Entries provided →

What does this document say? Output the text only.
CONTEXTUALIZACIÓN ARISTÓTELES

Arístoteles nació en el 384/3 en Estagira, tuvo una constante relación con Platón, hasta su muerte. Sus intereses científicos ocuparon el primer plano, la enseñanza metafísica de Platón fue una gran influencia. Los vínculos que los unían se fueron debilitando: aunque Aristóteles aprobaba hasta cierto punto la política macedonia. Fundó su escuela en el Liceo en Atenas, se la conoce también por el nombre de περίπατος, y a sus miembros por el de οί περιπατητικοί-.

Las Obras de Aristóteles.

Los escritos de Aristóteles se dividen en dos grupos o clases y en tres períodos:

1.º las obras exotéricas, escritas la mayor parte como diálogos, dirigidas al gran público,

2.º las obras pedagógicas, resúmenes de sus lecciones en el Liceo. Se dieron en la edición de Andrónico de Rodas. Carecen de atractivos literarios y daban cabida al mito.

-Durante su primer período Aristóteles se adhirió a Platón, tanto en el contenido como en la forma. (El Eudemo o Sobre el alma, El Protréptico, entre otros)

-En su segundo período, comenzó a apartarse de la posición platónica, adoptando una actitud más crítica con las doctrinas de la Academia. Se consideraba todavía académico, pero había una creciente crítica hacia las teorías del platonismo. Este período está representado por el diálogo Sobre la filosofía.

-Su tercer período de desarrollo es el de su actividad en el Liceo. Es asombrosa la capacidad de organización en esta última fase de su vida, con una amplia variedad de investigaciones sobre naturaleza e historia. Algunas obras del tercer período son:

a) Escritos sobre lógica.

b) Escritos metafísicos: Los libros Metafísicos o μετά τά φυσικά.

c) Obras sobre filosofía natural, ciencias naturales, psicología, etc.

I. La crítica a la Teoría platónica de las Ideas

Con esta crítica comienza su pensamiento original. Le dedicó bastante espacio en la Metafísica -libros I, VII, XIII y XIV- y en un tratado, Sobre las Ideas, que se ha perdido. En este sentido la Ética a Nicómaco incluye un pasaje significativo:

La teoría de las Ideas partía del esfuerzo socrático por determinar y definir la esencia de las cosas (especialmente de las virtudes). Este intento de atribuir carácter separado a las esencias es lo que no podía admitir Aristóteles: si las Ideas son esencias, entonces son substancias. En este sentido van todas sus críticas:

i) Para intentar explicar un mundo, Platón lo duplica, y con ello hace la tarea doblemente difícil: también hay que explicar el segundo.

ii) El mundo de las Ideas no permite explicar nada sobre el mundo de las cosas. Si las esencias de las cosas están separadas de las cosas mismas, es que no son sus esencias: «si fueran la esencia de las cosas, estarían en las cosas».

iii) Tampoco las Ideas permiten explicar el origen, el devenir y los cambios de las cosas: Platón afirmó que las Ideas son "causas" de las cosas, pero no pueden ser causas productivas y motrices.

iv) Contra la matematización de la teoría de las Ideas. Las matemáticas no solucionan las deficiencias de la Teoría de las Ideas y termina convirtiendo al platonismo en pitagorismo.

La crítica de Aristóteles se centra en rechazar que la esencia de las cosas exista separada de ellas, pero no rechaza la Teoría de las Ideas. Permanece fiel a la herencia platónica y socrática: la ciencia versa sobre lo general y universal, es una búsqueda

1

Given exercise → Find the lines containing "platonismo" and list every one of them.

Output below →
-En su segundo período, comenzó a apartarse de la posición platónica, adoptando una actitud más crítica con las doctrinas de la Academia. Se consideraba todavía académico, pero había una creciente crítica hacia las teorías del platonismo. Este período está representado por el diálogo Sobre la filosofía.
iv) Contra la matematización de la teoría de las Ideas. Las matemáticas no solucionan las deficiencias de la Teoría de las Ideas y termina convirtiendo al platonismo en pitagorismo.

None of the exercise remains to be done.